== Supplied data ==

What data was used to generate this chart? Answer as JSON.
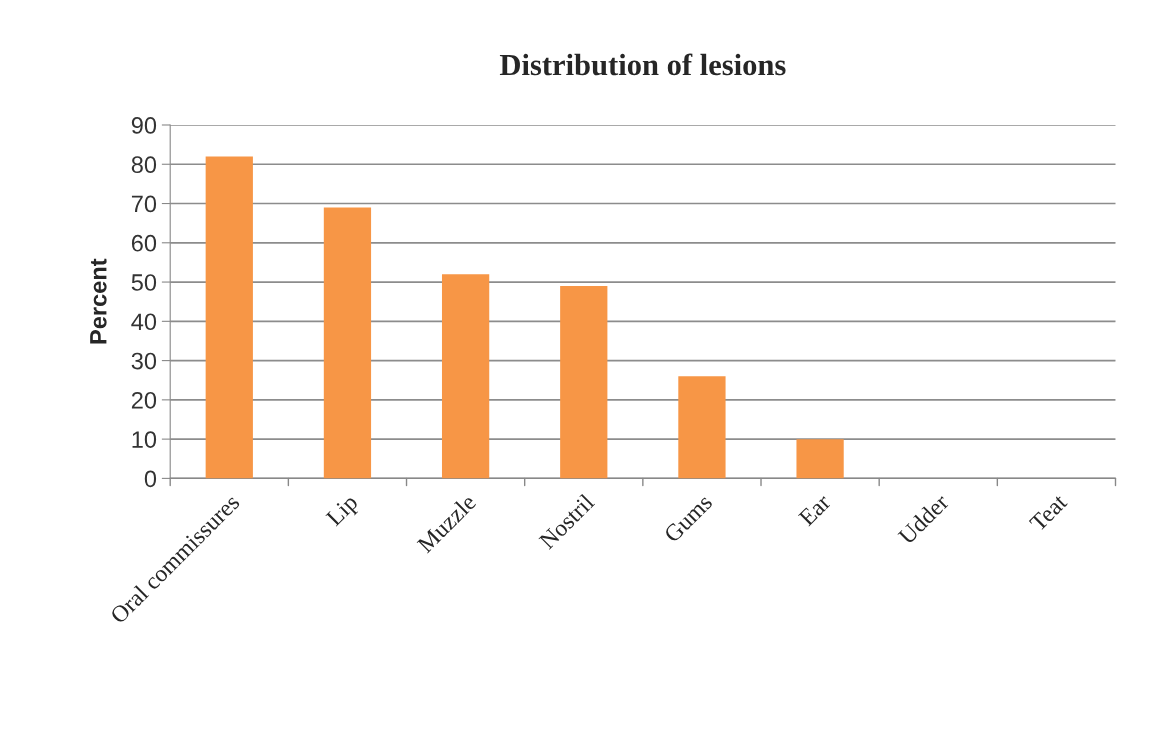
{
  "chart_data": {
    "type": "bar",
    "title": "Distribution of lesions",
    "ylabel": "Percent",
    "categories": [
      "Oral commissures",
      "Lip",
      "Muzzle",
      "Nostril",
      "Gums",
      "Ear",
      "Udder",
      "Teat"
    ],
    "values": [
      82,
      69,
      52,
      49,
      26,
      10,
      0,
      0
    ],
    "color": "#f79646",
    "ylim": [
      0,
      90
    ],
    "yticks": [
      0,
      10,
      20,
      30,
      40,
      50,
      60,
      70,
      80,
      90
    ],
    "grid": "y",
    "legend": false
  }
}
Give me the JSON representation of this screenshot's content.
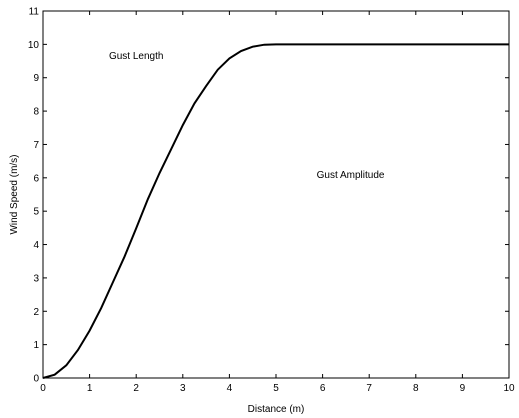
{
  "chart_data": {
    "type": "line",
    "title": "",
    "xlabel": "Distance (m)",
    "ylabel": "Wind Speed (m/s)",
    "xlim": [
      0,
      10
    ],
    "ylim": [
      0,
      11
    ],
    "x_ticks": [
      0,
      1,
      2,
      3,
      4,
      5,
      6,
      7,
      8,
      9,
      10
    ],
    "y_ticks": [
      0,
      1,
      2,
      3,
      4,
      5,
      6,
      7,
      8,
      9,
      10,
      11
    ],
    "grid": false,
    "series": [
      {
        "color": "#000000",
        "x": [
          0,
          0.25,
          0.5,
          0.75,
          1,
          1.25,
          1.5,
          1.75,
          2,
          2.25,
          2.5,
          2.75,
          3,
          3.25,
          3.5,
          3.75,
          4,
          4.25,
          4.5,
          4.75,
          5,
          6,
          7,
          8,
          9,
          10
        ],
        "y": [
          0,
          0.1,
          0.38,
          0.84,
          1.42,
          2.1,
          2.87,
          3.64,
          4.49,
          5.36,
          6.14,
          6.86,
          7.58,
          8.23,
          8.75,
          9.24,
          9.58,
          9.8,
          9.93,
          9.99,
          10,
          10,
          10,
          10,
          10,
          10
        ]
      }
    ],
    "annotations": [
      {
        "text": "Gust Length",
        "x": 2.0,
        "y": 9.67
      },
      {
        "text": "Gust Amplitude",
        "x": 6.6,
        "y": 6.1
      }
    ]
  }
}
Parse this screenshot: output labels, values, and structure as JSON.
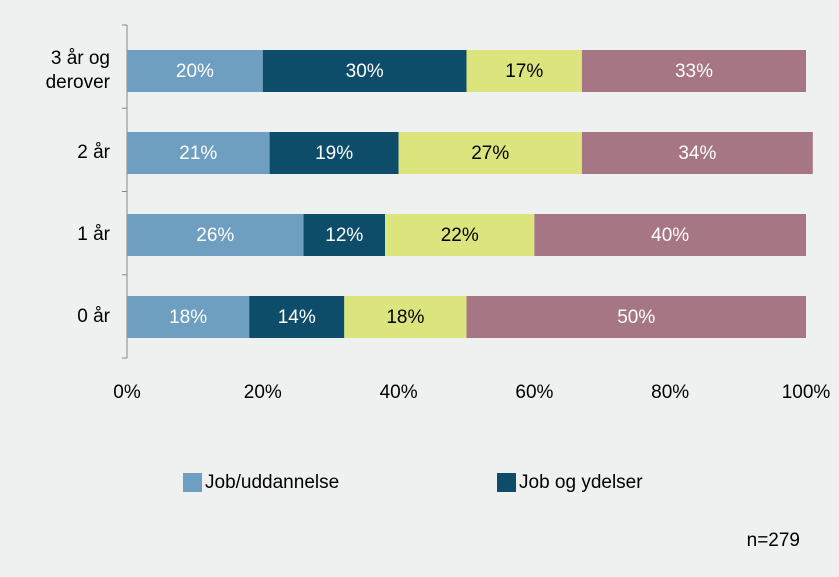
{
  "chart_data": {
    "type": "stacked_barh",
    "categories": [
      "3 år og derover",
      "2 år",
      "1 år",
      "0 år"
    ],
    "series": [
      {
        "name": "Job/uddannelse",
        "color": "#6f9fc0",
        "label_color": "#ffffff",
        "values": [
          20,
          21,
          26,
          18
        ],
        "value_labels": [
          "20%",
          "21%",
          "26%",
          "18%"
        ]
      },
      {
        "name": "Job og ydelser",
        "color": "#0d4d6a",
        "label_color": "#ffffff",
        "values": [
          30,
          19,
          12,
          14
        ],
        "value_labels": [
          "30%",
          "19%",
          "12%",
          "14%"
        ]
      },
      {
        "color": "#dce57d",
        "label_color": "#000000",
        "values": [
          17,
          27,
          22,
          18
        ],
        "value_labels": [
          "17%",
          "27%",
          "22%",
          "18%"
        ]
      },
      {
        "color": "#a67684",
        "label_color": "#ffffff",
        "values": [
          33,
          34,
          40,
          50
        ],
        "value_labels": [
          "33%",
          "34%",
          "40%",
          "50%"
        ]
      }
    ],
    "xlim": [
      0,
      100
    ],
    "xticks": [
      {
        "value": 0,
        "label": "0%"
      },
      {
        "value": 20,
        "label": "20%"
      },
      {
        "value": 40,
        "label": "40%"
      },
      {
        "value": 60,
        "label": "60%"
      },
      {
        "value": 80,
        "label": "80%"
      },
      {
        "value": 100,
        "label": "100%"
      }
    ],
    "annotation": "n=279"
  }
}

===

[Stated task]
Copy every entry word for word, but omit the pictures.

[Solution for this problem]
What data was used to generate this chart? Answer as JSON.
{
  "chart_data": {
    "type": "bar",
    "title": "Distribution of lesions",
    "ylabel": "Percent",
    "categories": [
      "Oral commissures",
      "Lip",
      "Muzzle",
      "Nostril",
      "Gums",
      "Ear",
      "Udder",
      "Teat"
    ],
    "values": [
      82,
      69,
      52,
      49,
      26,
      10,
      0,
      0
    ],
    "color": "#f79646",
    "ylim": [
      0,
      90
    ],
    "yticks": [
      0,
      10,
      20,
      30,
      40,
      50,
      60,
      70,
      80,
      90
    ],
    "grid": "y",
    "legend": false
  }
}
Give me the JSON representation of this screenshot's content.
{
  "chart_data": {
    "type": "line",
    "title": "",
    "xlabel": "Distance (m)",
    "ylabel": "Wind Speed (m/s)",
    "xlim": [
      0,
      10
    ],
    "ylim": [
      0,
      11
    ],
    "x_ticks": [
      0,
      1,
      2,
      3,
      4,
      5,
      6,
      7,
      8,
      9,
      10
    ],
    "y_ticks": [
      0,
      1,
      2,
      3,
      4,
      5,
      6,
      7,
      8,
      9,
      10,
      11
    ],
    "grid": false,
    "series": [
      {
        "color": "#000000",
        "x": [
          0,
          0.25,
          0.5,
          0.75,
          1,
          1.25,
          1.5,
          1.75,
          2,
          2.25,
          2.5,
          2.75,
          3,
          3.25,
          3.5,
          3.75,
          4,
          4.25,
          4.5,
          4.75,
          5,
          6,
          7,
          8,
          9,
          10
        ],
        "y": [
          0,
          0.1,
          0.38,
          0.84,
          1.42,
          2.1,
          2.87,
          3.64,
          4.49,
          5.36,
          6.14,
          6.86,
          7.58,
          8.23,
          8.75,
          9.24,
          9.58,
          9.8,
          9.93,
          9.99,
          10,
          10,
          10,
          10,
          10,
          10
        ]
      }
    ],
    "annotations": [
      {
        "text": "Gust Length",
        "x": 2.0,
        "y": 9.67
      },
      {
        "text": "Gust Amplitude",
        "x": 6.6,
        "y": 6.1
      }
    ]
  }
}
Parse this screenshot: output labels, values, and structure as JSON.
{
  "chart_data": {
    "type": "stacked_barh",
    "categories": [
      "3 år og derover",
      "2 år",
      "1 år",
      "0 år"
    ],
    "series": [
      {
        "name": "Job/uddannelse",
        "color": "#6f9fc0",
        "label_color": "#ffffff",
        "values": [
          20,
          21,
          26,
          18
        ],
        "value_labels": [
          "20%",
          "21%",
          "26%",
          "18%"
        ]
      },
      {
        "name": "Job og ydelser",
        "color": "#0d4d6a",
        "label_color": "#ffffff",
        "values": [
          30,
          19,
          12,
          14
        ],
        "value_labels": [
          "30%",
          "19%",
          "12%",
          "14%"
        ]
      },
      {
        "color": "#dce57d",
        "label_color": "#000000",
        "values": [
          17,
          27,
          22,
          18
        ],
        "value_labels": [
          "17%",
          "27%",
          "22%",
          "18%"
        ]
      },
      {
        "color": "#a67684",
        "label_color": "#ffffff",
        "values": [
          33,
          34,
          40,
          50
        ],
        "value_labels": [
          "33%",
          "34%",
          "40%",
          "50%"
        ]
      }
    ],
    "xlim": [
      0,
      100
    ],
    "xticks": [
      {
        "value": 0,
        "label": "0%"
      },
      {
        "value": 20,
        "label": "20%"
      },
      {
        "value": 40,
        "label": "40%"
      },
      {
        "value": 60,
        "label": "60%"
      },
      {
        "value": 80,
        "label": "80%"
      },
      {
        "value": 100,
        "label": "100%"
      }
    ],
    "annotation": "n=279"
  }
}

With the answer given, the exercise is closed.